═════ Data in this exercise ═════

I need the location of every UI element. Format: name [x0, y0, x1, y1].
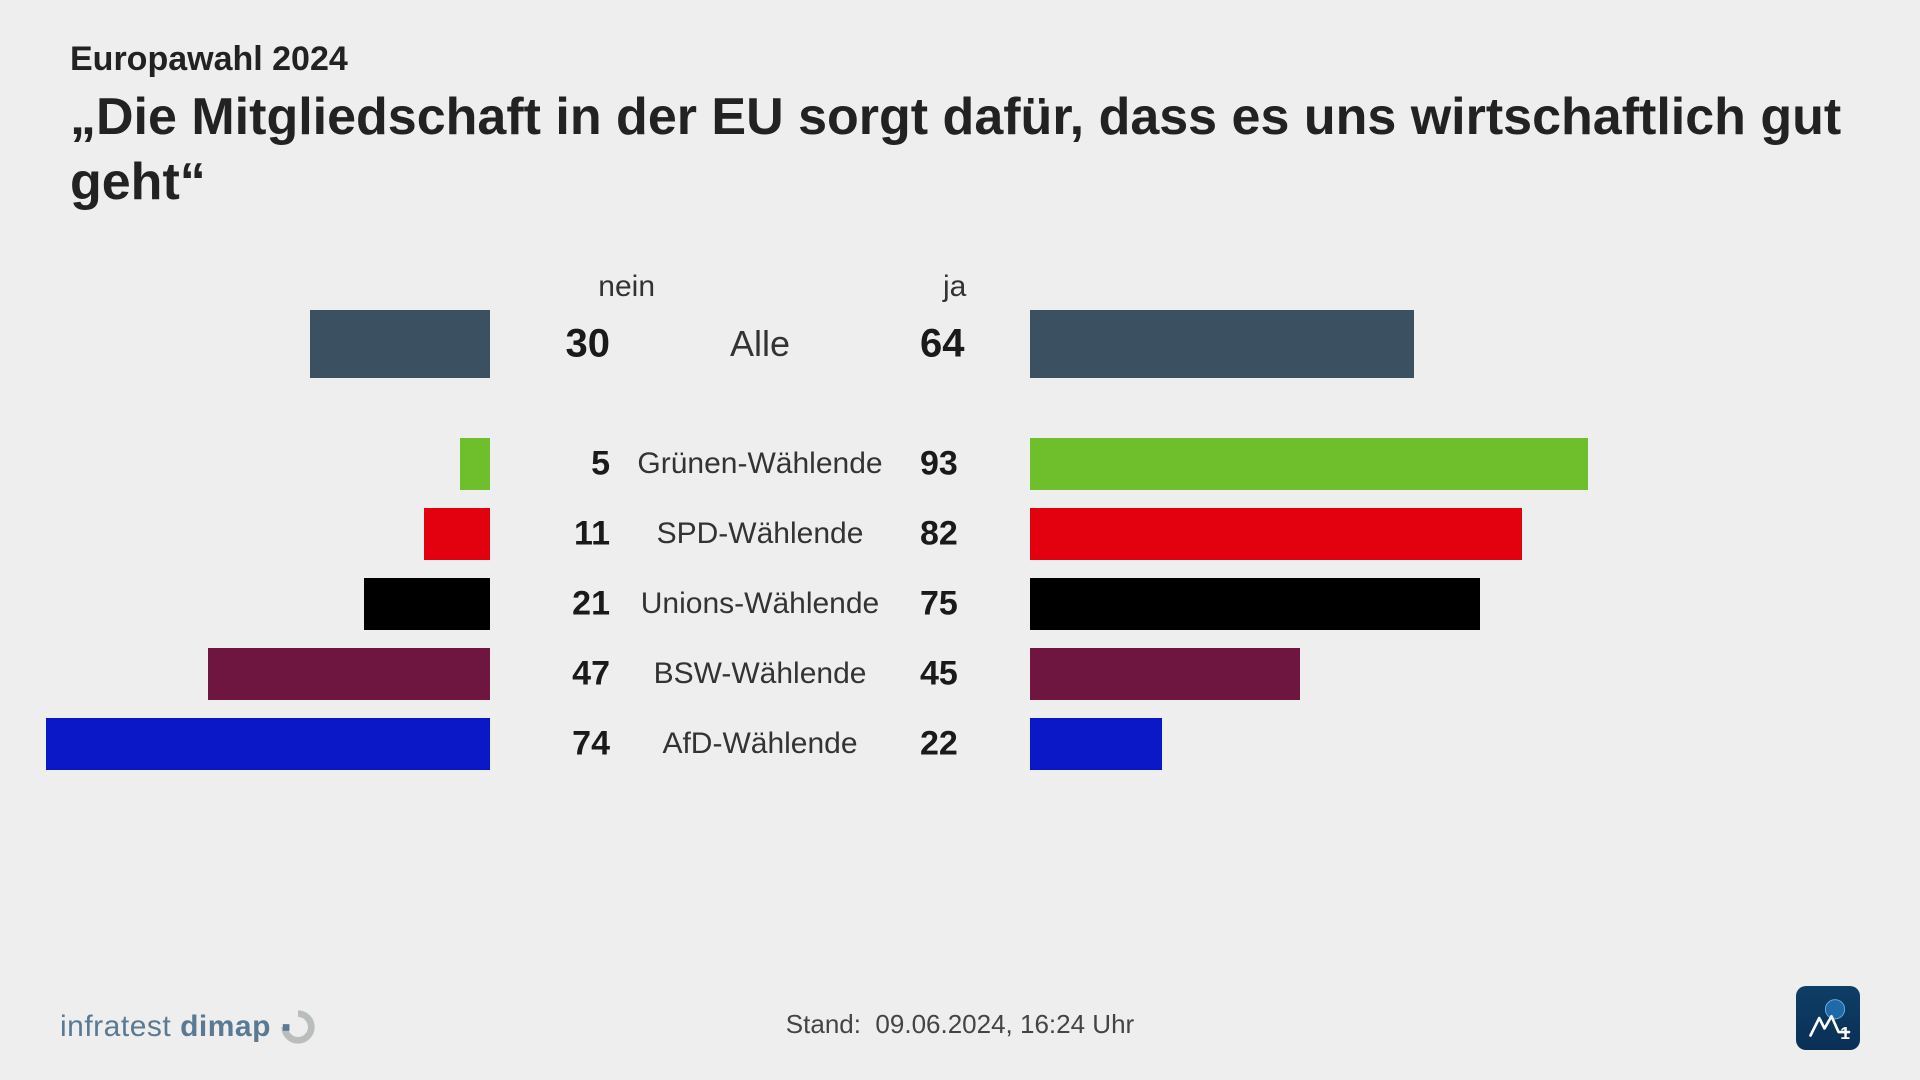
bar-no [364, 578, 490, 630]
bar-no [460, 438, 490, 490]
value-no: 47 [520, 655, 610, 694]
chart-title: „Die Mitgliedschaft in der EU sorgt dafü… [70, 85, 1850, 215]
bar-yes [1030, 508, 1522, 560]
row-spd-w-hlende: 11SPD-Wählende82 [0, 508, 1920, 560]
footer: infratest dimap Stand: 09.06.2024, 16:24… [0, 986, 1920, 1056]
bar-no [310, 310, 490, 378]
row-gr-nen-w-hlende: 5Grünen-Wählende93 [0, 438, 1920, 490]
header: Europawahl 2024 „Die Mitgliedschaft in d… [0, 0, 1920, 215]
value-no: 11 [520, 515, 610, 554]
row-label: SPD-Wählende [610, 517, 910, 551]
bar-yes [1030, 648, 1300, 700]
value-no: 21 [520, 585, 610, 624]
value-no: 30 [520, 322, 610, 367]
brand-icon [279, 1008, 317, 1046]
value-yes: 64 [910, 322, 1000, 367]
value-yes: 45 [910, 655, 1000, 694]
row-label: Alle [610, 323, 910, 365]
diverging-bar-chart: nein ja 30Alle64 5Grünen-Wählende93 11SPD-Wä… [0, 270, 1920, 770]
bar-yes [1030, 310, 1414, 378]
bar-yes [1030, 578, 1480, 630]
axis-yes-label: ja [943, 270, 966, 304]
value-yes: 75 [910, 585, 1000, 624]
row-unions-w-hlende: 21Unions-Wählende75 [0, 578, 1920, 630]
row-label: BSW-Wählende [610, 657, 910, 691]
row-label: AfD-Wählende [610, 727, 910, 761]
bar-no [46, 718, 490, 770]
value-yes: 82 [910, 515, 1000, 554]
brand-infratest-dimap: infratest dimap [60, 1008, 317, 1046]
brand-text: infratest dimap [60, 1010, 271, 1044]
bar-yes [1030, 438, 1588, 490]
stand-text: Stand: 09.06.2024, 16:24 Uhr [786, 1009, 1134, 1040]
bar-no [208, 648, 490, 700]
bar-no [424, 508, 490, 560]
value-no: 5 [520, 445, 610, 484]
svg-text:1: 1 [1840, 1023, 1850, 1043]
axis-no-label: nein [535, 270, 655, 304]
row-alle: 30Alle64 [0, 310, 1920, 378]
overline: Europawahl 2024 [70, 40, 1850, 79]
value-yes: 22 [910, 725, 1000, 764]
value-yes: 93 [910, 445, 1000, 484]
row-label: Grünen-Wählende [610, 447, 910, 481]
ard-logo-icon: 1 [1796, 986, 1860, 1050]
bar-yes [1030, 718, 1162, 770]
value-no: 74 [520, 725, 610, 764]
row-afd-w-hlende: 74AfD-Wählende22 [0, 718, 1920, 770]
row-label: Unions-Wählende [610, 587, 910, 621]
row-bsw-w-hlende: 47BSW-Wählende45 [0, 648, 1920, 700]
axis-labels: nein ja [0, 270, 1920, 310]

═════
═════ Data in this exercise ═════

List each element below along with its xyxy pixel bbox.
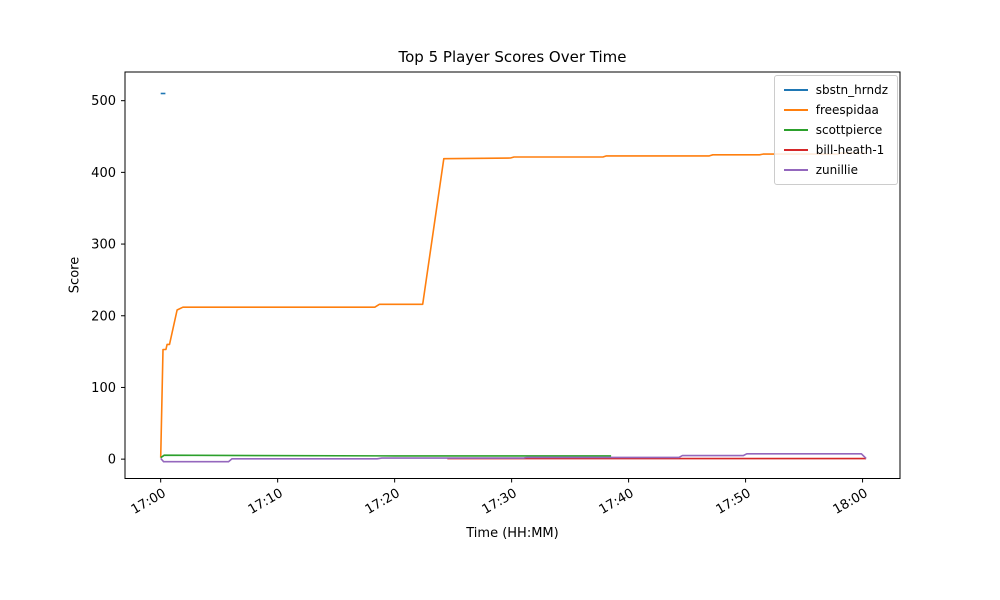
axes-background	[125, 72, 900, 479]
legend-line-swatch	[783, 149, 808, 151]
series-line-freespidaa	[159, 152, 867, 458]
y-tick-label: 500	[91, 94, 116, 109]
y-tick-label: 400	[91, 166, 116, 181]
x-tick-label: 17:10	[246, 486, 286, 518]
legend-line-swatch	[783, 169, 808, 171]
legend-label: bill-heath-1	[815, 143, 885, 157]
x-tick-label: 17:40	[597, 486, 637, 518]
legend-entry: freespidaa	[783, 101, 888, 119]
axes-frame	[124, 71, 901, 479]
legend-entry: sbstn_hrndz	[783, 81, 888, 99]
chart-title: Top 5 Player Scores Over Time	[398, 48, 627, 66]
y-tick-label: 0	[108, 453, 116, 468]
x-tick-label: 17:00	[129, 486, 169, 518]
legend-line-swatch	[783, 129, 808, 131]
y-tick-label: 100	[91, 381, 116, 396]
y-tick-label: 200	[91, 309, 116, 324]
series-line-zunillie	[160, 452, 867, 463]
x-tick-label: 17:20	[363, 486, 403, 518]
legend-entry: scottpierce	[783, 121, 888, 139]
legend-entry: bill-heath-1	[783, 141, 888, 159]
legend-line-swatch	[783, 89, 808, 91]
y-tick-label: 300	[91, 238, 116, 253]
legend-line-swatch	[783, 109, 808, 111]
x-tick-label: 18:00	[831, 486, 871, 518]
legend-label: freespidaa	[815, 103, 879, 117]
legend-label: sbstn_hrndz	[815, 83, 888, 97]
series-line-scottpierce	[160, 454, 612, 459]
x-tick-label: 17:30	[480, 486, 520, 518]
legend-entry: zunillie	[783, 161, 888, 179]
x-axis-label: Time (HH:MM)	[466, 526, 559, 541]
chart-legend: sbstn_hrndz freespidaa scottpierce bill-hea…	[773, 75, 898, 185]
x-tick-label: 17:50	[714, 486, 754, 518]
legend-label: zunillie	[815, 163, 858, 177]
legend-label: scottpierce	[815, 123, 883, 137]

═════

--- Set exercise ---
Copy the lines above verbatim, beginning with the line that contains "72, 900, 479]" and continuing through the line that contains "129, 808, 131]".

--- Response ---
axes-background	[125, 72, 900, 479]
legend-line-swatch	[783, 149, 808, 151]
series-line-freespidaa	[159, 152, 867, 458]
y-tick-label: 500	[91, 94, 116, 109]
y-tick-label: 400	[91, 166, 116, 181]
x-tick-label: 17:10	[246, 486, 286, 518]
legend-line-swatch	[783, 169, 808, 171]
legend-label: bill-heath-1	[815, 143, 885, 157]
x-tick-label: 17:40	[597, 486, 637, 518]
legend-entry: freespidaa	[783, 101, 888, 119]
axes-frame	[124, 71, 901, 479]
legend-entry: sbstn_hrndz	[783, 81, 888, 99]
chart-title: Top 5 Player Scores Over Time	[398, 48, 627, 66]
y-tick-label: 0	[108, 453, 116, 468]
x-tick-label: 17:00	[129, 486, 169, 518]
legend-line-swatch	[783, 129, 808, 131]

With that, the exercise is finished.